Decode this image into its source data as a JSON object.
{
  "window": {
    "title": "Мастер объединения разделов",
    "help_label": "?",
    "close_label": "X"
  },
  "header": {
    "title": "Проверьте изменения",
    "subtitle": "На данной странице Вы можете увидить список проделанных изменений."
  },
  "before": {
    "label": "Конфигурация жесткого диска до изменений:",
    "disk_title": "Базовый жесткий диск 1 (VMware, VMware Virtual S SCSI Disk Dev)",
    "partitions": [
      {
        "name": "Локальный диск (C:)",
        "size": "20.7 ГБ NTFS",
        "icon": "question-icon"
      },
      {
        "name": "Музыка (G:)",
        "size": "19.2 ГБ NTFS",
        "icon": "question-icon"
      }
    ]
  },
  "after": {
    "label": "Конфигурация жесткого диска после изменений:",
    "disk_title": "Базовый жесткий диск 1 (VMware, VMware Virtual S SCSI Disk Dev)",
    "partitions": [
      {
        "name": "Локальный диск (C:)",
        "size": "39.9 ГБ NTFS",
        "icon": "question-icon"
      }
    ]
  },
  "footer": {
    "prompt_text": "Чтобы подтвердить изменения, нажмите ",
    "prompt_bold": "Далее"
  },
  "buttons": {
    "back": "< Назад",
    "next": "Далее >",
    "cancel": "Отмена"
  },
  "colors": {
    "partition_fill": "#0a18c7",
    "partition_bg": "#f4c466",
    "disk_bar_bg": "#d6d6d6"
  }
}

YOUR TASK
Make a verbatim copy of every entry shown above.

COMPLETE RESPONSE
Decode this image into its source data as a JSON object.
{
  "window": {
    "title": "Мастер объединения разделов",
    "help_label": "?",
    "close_label": "X"
  },
  "header": {
    "title": "Проверьте изменения",
    "subtitle": "На данной странице Вы можете увидить список проделанных изменений."
  },
  "before": {
    "label": "Конфигурация жесткого диска до изменений:",
    "disk_title": "Базовый жесткий диск 1 (VMware, VMware Virtual S SCSI Disk Dev)",
    "partitions": [
      {
        "name": "Локальный диск (C:)",
        "size": "20.7 ГБ NTFS",
        "icon": "question-icon"
      },
      {
        "name": "Музыка (G:)",
        "size": "19.2 ГБ NTFS",
        "icon": "question-icon"
      }
    ]
  },
  "after": {
    "label": "Конфигурация жесткого диска после изменений:",
    "disk_title": "Базовый жесткий диск 1 (VMware, VMware Virtual S SCSI Disk Dev)",
    "partitions": [
      {
        "name": "Локальный диск (C:)",
        "size": "39.9 ГБ NTFS",
        "icon": "question-icon"
      }
    ]
  },
  "footer": {
    "prompt_text": "Чтобы подтвердить изменения, нажмите ",
    "prompt_bold": "Далее"
  },
  "buttons": {
    "back": "< Назад",
    "next": "Далее >",
    "cancel": "Отмена"
  },
  "colors": {
    "partition_fill": "#0a18c7",
    "partition_bg": "#f4c466",
    "disk_bar_bg": "#d6d6d6"
  }
}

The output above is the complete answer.